Collected data:
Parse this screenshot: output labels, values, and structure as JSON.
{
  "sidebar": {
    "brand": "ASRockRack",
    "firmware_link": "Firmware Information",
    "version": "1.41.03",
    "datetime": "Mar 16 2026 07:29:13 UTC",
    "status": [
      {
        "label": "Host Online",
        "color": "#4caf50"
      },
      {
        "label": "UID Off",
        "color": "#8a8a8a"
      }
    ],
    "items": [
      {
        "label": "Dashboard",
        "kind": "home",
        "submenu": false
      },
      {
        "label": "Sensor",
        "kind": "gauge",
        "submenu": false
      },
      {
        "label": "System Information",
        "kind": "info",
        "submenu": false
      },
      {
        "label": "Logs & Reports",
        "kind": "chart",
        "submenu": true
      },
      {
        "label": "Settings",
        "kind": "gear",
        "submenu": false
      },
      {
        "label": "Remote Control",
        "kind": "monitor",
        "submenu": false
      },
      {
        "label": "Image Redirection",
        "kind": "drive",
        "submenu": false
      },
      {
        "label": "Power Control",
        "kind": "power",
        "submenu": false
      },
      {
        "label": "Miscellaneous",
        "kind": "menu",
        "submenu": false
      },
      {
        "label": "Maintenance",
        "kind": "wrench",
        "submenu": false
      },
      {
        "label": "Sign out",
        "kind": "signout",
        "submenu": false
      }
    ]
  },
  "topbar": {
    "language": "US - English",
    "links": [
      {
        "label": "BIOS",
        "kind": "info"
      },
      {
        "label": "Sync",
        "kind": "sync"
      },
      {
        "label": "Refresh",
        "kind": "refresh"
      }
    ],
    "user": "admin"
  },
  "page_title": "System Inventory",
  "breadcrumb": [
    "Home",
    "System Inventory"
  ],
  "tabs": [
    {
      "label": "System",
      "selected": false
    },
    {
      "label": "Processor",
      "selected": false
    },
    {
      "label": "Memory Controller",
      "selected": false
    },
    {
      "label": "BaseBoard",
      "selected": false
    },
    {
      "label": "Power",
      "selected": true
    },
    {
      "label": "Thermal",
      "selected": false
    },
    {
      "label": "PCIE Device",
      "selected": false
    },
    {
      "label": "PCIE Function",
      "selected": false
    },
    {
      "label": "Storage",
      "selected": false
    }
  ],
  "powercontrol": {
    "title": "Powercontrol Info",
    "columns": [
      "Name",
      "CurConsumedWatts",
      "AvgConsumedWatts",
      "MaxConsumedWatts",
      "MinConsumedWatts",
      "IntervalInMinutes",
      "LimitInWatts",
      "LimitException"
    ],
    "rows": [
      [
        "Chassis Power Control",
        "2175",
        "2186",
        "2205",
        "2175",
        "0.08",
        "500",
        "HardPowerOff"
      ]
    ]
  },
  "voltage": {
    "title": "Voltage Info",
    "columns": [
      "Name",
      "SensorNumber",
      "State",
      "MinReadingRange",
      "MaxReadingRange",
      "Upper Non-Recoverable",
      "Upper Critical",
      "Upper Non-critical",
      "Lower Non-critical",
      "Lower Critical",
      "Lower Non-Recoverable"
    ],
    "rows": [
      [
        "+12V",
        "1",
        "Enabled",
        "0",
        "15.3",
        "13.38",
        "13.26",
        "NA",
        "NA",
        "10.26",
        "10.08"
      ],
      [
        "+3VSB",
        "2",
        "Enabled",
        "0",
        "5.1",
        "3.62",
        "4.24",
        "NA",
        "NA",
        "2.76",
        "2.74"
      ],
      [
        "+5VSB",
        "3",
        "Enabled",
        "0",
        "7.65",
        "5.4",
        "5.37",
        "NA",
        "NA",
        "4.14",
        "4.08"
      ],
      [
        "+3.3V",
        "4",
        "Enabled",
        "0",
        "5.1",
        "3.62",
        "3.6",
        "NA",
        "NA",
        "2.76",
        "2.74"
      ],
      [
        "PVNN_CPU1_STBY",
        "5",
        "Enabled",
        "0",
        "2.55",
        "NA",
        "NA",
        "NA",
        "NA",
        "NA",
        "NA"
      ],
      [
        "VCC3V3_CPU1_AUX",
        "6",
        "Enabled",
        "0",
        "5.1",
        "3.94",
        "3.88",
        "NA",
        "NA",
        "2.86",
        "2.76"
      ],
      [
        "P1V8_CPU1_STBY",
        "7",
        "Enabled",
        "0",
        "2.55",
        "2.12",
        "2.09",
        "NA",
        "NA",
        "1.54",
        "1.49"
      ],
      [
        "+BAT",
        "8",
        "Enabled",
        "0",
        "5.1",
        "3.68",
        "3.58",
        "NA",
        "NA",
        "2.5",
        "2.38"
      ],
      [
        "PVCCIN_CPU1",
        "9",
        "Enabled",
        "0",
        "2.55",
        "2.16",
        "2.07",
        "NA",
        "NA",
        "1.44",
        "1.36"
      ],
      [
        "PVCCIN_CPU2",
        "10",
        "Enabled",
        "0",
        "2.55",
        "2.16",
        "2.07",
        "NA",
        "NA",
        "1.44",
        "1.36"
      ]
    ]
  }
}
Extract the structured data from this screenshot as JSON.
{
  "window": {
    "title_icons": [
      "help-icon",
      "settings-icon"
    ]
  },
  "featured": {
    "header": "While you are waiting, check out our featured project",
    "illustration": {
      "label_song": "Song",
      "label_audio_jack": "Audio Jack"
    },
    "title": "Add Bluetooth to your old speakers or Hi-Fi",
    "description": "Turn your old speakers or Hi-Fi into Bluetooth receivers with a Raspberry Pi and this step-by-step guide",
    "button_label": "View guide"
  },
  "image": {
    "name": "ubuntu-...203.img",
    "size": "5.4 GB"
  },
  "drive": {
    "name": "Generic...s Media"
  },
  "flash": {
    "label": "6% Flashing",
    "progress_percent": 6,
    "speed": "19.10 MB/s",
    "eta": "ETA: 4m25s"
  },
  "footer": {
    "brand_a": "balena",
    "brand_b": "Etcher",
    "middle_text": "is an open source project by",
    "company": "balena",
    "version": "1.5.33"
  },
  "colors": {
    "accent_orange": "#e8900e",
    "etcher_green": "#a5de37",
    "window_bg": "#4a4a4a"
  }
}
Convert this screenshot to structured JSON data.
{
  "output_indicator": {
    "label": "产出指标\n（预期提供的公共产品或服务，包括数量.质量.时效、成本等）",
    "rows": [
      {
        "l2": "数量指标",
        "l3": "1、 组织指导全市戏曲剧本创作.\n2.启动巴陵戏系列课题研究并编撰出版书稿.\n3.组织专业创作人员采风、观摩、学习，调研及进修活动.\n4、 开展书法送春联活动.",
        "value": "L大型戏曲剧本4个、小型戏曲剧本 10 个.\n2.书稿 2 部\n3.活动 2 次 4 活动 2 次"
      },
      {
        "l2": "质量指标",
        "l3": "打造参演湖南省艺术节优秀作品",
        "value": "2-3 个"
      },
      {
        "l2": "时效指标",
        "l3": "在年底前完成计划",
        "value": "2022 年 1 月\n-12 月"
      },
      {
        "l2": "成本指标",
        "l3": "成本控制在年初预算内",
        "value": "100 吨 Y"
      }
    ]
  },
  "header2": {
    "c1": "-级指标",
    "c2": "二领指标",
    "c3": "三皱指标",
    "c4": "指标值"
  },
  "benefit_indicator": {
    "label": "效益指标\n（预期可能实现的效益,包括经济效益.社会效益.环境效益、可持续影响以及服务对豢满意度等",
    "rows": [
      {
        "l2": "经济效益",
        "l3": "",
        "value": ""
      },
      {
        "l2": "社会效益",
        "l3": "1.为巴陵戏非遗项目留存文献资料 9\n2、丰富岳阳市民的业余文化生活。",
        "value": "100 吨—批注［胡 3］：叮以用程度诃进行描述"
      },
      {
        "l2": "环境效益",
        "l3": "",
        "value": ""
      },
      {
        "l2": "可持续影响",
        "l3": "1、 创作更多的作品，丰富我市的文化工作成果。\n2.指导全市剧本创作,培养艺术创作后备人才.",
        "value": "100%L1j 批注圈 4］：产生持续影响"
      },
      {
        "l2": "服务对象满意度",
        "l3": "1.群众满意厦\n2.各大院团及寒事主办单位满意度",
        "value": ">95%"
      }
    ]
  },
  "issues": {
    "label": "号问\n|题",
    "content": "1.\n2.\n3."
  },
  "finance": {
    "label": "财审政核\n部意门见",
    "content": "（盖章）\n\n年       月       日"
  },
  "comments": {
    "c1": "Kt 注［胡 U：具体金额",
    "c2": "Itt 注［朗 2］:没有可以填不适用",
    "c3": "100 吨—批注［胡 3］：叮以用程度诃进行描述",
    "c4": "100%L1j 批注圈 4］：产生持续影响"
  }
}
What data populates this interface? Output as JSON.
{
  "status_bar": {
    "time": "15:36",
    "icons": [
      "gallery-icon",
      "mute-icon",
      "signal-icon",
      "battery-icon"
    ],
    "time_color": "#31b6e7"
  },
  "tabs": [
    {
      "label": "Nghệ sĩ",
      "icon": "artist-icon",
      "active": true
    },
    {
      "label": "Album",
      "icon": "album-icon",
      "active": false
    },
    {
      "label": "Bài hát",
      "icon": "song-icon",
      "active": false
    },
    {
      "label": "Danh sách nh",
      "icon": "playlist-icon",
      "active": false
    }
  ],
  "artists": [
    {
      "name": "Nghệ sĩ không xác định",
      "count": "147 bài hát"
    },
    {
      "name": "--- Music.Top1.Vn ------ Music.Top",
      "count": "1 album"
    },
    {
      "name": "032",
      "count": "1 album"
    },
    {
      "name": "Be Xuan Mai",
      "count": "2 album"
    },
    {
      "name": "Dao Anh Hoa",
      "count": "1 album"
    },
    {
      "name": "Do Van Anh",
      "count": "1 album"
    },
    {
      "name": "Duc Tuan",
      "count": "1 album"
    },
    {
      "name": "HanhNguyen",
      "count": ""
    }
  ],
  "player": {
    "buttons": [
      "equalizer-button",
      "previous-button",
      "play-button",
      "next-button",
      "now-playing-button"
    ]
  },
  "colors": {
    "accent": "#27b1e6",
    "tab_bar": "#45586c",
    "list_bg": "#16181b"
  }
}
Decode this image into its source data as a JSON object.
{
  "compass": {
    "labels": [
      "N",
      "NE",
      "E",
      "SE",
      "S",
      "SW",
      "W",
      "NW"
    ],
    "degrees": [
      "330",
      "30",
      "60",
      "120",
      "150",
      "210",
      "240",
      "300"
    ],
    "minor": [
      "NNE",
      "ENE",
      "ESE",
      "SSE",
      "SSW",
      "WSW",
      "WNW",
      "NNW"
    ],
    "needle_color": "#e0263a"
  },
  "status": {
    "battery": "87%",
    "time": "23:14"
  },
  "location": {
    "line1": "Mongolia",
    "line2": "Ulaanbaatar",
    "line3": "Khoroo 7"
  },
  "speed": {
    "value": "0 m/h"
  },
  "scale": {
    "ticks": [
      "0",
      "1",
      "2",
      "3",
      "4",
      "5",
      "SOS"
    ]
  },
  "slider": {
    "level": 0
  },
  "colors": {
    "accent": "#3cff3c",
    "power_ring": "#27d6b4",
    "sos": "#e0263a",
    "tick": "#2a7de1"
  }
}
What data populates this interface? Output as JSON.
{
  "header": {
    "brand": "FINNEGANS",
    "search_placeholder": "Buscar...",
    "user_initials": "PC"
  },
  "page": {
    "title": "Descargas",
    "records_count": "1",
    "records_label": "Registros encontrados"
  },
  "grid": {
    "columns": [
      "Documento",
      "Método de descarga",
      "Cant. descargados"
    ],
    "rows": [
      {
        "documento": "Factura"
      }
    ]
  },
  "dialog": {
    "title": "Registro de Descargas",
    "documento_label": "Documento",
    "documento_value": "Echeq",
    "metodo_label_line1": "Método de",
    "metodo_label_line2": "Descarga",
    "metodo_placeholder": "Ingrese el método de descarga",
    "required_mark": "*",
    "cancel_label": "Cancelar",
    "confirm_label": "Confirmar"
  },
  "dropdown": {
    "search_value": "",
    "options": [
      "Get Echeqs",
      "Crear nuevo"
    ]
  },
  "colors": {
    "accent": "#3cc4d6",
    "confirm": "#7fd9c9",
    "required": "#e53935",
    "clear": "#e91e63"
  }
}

• What this task involves: Gather up every line in the data above that contains the word "Upper", copying each one.

• Answer to this problem:
      "Upper Non-Recoverable",
      "Upper Critical",
      "Upper Non-critical",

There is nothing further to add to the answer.